### Supplied material
----------

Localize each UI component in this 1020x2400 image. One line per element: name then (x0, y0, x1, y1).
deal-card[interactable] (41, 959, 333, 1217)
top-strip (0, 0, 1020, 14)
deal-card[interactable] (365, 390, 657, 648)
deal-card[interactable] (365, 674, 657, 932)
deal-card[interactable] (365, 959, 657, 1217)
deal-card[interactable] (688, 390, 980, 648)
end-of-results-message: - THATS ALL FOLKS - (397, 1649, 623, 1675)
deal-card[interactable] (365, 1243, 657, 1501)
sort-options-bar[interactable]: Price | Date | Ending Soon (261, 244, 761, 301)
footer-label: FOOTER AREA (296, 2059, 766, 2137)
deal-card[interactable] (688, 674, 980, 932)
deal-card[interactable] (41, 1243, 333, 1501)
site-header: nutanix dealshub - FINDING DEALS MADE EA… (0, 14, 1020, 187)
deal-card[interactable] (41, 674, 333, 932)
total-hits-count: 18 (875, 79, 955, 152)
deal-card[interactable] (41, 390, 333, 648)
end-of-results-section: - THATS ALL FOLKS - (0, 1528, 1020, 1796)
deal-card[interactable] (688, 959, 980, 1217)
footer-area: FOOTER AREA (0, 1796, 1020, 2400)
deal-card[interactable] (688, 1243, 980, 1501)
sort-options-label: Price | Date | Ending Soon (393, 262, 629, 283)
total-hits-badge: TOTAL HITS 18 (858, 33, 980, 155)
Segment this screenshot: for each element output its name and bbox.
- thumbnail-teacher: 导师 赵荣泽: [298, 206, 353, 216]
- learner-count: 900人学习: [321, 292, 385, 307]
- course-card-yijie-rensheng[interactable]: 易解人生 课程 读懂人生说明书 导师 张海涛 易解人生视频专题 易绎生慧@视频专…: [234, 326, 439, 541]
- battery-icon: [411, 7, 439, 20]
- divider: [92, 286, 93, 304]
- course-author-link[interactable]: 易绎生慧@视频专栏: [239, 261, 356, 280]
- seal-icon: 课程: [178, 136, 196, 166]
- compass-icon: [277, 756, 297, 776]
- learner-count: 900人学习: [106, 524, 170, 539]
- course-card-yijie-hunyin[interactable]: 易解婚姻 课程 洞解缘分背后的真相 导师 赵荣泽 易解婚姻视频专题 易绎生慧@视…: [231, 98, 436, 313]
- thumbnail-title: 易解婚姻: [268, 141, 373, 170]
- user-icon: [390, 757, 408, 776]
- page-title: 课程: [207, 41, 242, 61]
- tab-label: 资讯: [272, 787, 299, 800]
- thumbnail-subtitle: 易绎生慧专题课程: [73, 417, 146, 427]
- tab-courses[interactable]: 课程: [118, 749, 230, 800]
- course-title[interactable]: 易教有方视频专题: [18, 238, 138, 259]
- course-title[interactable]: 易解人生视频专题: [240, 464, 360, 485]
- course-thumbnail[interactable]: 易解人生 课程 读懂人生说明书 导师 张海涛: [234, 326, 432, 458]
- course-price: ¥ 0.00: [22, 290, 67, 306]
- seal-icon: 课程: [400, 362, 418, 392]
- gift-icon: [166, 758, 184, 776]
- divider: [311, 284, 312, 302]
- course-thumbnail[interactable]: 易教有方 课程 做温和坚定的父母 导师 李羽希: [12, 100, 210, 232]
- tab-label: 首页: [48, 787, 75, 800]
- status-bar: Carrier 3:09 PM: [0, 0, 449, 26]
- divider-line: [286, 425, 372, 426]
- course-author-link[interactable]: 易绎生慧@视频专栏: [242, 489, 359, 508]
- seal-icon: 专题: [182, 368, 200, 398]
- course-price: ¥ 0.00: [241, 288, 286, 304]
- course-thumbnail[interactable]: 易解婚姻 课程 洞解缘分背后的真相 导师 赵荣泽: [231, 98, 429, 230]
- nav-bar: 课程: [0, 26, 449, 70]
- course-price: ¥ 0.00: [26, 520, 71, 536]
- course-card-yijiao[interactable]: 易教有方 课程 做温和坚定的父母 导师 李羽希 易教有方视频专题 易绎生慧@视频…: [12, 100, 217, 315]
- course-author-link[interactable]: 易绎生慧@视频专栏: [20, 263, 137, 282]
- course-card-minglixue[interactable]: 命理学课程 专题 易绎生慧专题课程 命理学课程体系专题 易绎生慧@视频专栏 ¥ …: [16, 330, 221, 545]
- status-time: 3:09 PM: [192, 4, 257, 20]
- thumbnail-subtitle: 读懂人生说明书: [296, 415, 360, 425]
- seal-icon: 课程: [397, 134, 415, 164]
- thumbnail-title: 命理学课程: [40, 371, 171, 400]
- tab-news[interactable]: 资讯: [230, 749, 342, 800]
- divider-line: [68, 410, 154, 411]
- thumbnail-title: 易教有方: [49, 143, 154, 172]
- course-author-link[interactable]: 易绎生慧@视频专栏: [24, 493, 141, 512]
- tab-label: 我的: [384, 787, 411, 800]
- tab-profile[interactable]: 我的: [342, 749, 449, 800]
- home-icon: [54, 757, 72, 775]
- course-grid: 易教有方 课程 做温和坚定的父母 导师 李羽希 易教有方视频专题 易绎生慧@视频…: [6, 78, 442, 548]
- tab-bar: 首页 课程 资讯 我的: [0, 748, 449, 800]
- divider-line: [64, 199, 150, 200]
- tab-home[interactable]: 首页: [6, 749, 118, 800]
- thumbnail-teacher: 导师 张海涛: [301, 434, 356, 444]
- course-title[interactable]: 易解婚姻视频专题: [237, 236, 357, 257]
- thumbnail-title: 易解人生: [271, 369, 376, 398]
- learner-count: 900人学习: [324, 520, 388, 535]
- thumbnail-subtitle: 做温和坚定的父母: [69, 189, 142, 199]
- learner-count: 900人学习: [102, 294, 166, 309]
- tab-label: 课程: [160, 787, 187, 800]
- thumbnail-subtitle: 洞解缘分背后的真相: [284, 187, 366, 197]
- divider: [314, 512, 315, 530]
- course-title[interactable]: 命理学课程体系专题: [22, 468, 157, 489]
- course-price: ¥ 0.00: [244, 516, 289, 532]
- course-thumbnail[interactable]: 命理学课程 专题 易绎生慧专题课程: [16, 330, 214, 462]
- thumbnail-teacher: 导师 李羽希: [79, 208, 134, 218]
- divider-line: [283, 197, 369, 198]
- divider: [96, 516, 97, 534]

----------

### Requirement
Reproduce every line of the entries above verbatim, with no changes.

### Result
Localize each UI component in this 1020x2400 image. One line per element: name then (x0, y0, x1, y1).
deal-card[interactable] (41, 959, 333, 1217)
top-strip (0, 0, 1020, 14)
deal-card[interactable] (365, 390, 657, 648)
deal-card[interactable] (365, 674, 657, 932)
deal-card[interactable] (365, 959, 657, 1217)
deal-card[interactable] (688, 390, 980, 648)
end-of-results-message: - THATS ALL FOLKS - (397, 1649, 623, 1675)
deal-card[interactable] (365, 1243, 657, 1501)
sort-options-bar[interactable]: Price | Date | Ending Soon (261, 244, 761, 301)
footer-label: FOOTER AREA (296, 2059, 766, 2137)
deal-card[interactable] (688, 674, 980, 932)
deal-card[interactable] (41, 1243, 333, 1501)
site-header: nutanix dealshub - FINDING DEALS MADE EA… (0, 14, 1020, 187)
deal-card[interactable] (41, 674, 333, 932)
total-hits-count: 18 (875, 79, 955, 152)
deal-card[interactable] (41, 390, 333, 648)
end-of-results-section: - THATS ALL FOLKS - (0, 1528, 1020, 1796)
deal-card[interactable] (688, 959, 980, 1217)
footer-area: FOOTER AREA (0, 1796, 1020, 2400)
deal-card[interactable] (688, 1243, 980, 1501)
sort-options-label: Price | Date | Ending Soon (393, 262, 629, 283)
total-hits-badge: TOTAL HITS 18 (858, 33, 980, 155)
Segment this screenshot: for each element output its name and bbox.
- thumbnail-teacher: 导师 赵荣泽: [298, 206, 353, 216]
- learner-count: 900人学习: [321, 292, 385, 307]
- course-card-yijie-rensheng[interactable]: 易解人生 课程 读懂人生说明书 导师 张海涛 易解人生视频专题 易绎生慧@视频专…: [234, 326, 439, 541]
- battery-icon: [411, 7, 439, 20]
- divider: [92, 286, 93, 304]
- course-author-link[interactable]: 易绎生慧@视频专栏: [239, 261, 356, 280]
- seal-icon: 课程: [178, 136, 196, 166]
- compass-icon: [277, 756, 297, 776]
- learner-count: 900人学习: [106, 524, 170, 539]
- course-card-yijie-hunyin[interactable]: 易解婚姻 课程 洞解缘分背后的真相 导师 赵荣泽 易解婚姻视频专题 易绎生慧@视…: [231, 98, 436, 313]
- thumbnail-title: 易解婚姻: [268, 141, 373, 170]
- user-icon: [390, 757, 408, 776]
- page-title: 课程: [207, 41, 242, 61]
- tab-label: 资讯: [272, 787, 299, 800]
- thumbnail-subtitle: 易绎生慧专题课程: [73, 417, 146, 427]
- tab-courses[interactable]: 课程: [118, 749, 230, 800]
- course-title[interactable]: 易教有方视频专题: [18, 238, 138, 259]
- course-title[interactable]: 易解人生视频专题: [240, 464, 360, 485]
- course-thumbnail[interactable]: 易解人生 课程 读懂人生说明书 导师 张海涛: [234, 326, 432, 458]
- course-price: ¥ 0.00: [22, 290, 67, 306]
- seal-icon: 课程: [400, 362, 418, 392]
- gift-icon: [166, 758, 184, 776]
- divider: [311, 284, 312, 302]
- course-thumbnail[interactable]: 易教有方 课程 做温和坚定的父母 导师 李羽希: [12, 100, 210, 232]
- tab-label: 首页: [48, 787, 75, 800]
- status-bar: Carrier 3:09 PM: [0, 0, 449, 26]
- divider-line: [286, 425, 372, 426]
- course-author-link[interactable]: 易绎生慧@视频专栏: [242, 489, 359, 508]
- seal-icon: 专题: [182, 368, 200, 398]
- course-price: ¥ 0.00: [241, 288, 286, 304]
- course-thumbnail[interactable]: 易解婚姻 课程 洞解缘分背后的真相 导师 赵荣泽: [231, 98, 429, 230]
- nav-bar: 课程: [0, 26, 449, 70]
- course-price: ¥ 0.00: [26, 520, 71, 536]
- course-card-yijiao[interactable]: 易教有方 课程 做温和坚定的父母 导师 李羽希 易教有方视频专题 易绎生慧@视频…: [12, 100, 217, 315]
- course-author-link[interactable]: 易绎生慧@视频专栏: [20, 263, 137, 282]
- course-card-minglixue[interactable]: 命理学课程 专题 易绎生慧专题课程 命理学课程体系专题 易绎生慧@视频专栏 ¥ …: [16, 330, 221, 545]
- status-time: 3:09 PM: [192, 4, 257, 20]
- thumbnail-subtitle: 读懂人生说明书: [296, 415, 360, 425]
- seal-icon: 课程: [397, 134, 415, 164]
- thumbnail-title: 命理学课程: [40, 371, 171, 400]
- tab-news[interactable]: 资讯: [230, 749, 342, 800]
- divider-line: [68, 410, 154, 411]
- thumbnail-title: 易教有方: [49, 143, 154, 172]
- course-author-link[interactable]: 易绎生慧@视频专栏: [24, 493, 141, 512]
- tab-label: 我的: [384, 787, 411, 800]
- tab-profile[interactable]: 我的: [342, 749, 449, 800]
- home-icon: [54, 757, 72, 775]
- course-grid: 易教有方 课程 做温和坚定的父母 导师 李羽希 易教有方视频专题 易绎生慧@视频…: [6, 78, 442, 548]
- tab-bar: 首页 课程 资讯 我的: [0, 748, 449, 800]
- divider-line: [64, 199, 150, 200]
- tab-home[interactable]: 首页: [6, 749, 118, 800]
- thumbnail-teacher: 导师 张海涛: [301, 434, 356, 444]
- course-title[interactable]: 易解婚姻视频专题: [237, 236, 357, 257]
- thumbnail-title: 易解人生: [271, 369, 376, 398]
- learner-count: 900人学习: [324, 520, 388, 535]
- thumbnail-subtitle: 做温和坚定的父母: [69, 189, 142, 199]
- learner-count: 900人学习: [102, 294, 166, 309]
- tab-label: 课程: [160, 787, 187, 800]
- thumbnail-subtitle: 洞解缘分背后的真相: [284, 187, 366, 197]
- divider: [314, 512, 315, 530]
- course-title[interactable]: 命理学课程体系专题: [22, 468, 157, 489]
- course-price: ¥ 0.00: [244, 516, 289, 532]
- course-thumbnail[interactable]: 命理学课程 专题 易绎生慧专题课程: [16, 330, 214, 462]
- thumbnail-teacher: 导师 李羽希: [79, 208, 134, 218]
- divider-line: [283, 197, 369, 198]
- divider: [96, 516, 97, 534]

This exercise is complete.